STATED PROBLEM:
Will you print the material below without altering a single character?

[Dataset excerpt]
————
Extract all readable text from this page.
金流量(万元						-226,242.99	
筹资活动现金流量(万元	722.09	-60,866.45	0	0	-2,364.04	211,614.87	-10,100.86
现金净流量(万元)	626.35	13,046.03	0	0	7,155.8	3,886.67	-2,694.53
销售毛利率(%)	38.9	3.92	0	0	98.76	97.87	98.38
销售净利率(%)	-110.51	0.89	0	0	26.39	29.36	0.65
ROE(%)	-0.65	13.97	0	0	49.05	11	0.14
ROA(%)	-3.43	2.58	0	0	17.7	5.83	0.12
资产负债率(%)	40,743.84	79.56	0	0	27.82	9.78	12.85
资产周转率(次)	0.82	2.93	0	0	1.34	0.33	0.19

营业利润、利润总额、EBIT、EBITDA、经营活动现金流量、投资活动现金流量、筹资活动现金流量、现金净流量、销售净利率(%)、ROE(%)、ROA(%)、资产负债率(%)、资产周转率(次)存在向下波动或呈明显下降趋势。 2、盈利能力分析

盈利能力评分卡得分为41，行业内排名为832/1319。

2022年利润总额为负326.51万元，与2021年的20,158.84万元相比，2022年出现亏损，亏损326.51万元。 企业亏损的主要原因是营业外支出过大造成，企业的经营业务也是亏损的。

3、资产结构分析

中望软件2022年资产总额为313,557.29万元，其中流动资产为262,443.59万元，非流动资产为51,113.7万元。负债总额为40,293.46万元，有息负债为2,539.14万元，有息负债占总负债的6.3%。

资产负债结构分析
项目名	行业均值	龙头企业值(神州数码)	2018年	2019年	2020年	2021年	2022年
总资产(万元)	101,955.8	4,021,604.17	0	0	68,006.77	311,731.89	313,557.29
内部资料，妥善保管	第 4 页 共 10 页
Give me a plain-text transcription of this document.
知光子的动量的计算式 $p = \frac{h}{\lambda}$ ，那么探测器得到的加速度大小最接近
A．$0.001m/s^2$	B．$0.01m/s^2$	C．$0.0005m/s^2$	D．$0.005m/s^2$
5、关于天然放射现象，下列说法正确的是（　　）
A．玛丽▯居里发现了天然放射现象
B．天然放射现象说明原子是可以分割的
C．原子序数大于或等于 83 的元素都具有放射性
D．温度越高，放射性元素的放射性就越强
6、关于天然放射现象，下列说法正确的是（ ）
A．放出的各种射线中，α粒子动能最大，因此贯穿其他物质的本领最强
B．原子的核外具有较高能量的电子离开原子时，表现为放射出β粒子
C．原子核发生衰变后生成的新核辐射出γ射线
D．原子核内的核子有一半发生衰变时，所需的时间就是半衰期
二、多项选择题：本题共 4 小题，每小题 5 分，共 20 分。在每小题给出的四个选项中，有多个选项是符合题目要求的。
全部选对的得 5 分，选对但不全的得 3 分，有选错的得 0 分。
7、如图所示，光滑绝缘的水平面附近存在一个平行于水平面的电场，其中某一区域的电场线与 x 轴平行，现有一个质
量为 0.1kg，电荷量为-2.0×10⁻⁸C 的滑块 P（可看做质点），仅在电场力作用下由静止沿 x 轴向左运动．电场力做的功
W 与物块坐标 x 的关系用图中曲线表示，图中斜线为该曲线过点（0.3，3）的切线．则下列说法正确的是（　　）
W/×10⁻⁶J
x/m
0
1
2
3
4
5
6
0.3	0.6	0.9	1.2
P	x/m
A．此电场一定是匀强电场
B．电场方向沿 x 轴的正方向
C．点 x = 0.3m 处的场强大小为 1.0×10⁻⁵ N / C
————
FULL SOLUTION:
Extract all readable text from this page.
金流量(万元						-226,242.99	
筹资活动现金流量(万元	722.09	-60,866.45	0	0	-2,364.04	211,614.87	-10,100.86
现金净流量(万元)	626.35	13,046.03	0	0	7,155.8	3,886.67	-2,694.53
销售毛利率(%)	38.9	3.92	0	0	98.76	97.87	98.38
销售净利率(%)	-110.51	0.89	0	0	26.39	29.36	0.65
ROE(%)	-0.65	13.97	0	0	49.05	11	0.14
ROA(%)	-3.43	2.58	0	0	17.7	5.83	0.12
资产负债率(%)	40,743.84	79.56	0	0	27.82	9.78	12.85
资产周转率(次)	0.82	2.93	0	0	1.34	0.33	0.19

营业利润、利润总额、EBIT、EBITDA、经营活动现金流量、投资活动现金流量、筹资活动现金流量、现金净流量、销售净利率(%)、ROE(%)、ROA(%)、资产负债率(%)、资产周转率(次)存在向下波动或呈明显下降趋势。 2、盈利能力分析

盈利能力评分卡得分为41，行业内排名为832/1319。

2022年利润总额为负326.51万元，与2021年的20,158.84万元相比，2022年出现亏损，亏损326.51万元。 企业亏损的主要原因是营业外支出过大造成，企业的经营业务也是亏损的。

3、资产结构分析

中望软件2022年资产总额为313,557.29万元，其中流动资产为262,443.59万元，非流动资产为51,113.7万元。负债总额为40,293.46万元，有息负债为2,539.14万元，有息负债占总负债的6.3%。

资产负债结构分析
项目名	行业均值	龙头企业值(神州数码)	2018年	2019年	2020年	2021年	2022年
总资产(万元)	101,955.8	4,021,604.17	0	0	68,006.77	311,731.89	313,557.29
内部资料，妥善保管	第 4 页 共 10 页
Give me a plain-text transcription of this document.
知光子的动量的计算式 $p = \frac{h}{\lambda}$ ，那么探测器得到的加速度大小最接近
A．$0.001m/s^2$	B．$0.01m/s^2$	C．$0.0005m/s^2$	D．$0.005m/s^2$
5、关于天然放射现象，下列说法正确的是（　　）
A．玛丽▯居里发现了天然放射现象
B．天然放射现象说明原子是可以分割的
C．原子序数大于或等于 83 的元素都具有放射性
D．温度越高，放射性元素的放射性就越强
6、关于天然放射现象，下列说法正确的是（ ）
A．放出的各种射线中，α粒子动能最大，因此贯穿其他物质的本领最强
B．原子的核外具有较高能量的电子离开原子时，表现为放射出β粒子
C．原子核发生衰变后生成的新核辐射出γ射线
D．原子核内的核子有一半发生衰变时，所需的时间就是半衰期
二、多项选择题：本题共 4 小题，每小题 5 分，共 20 分。在每小题给出的四个选项中，有多个选项是符合题目要求的。
全部选对的得 5 分，选对但不全的得 3 分，有选错的得 0 分。
7、如图所示，光滑绝缘的水平面附近存在一个平行于水平面的电场，其中某一区域的电场线与 x 轴平行，现有一个质
量为 0.1kg，电荷量为-2.0×10⁻⁸C 的滑块 P（可看做质点），仅在电场力作用下由静止沿 x 轴向左运动．电场力做的功
W 与物块坐标 x 的关系用图中曲线表示，图中斜线为该曲线过点（0.3，3）的切线．则下列说法正确的是（　　）
W/×10⁻⁶J
x/m
0
1
2
3
4
5
6
0.3	0.6	0.9	1.2
P	x/m
A．此电场一定是匀强电场
B．电场方向沿 x 轴的正方向
C．点 x = 0.3m 处的场强大小为 1.0×10⁻⁵ N / C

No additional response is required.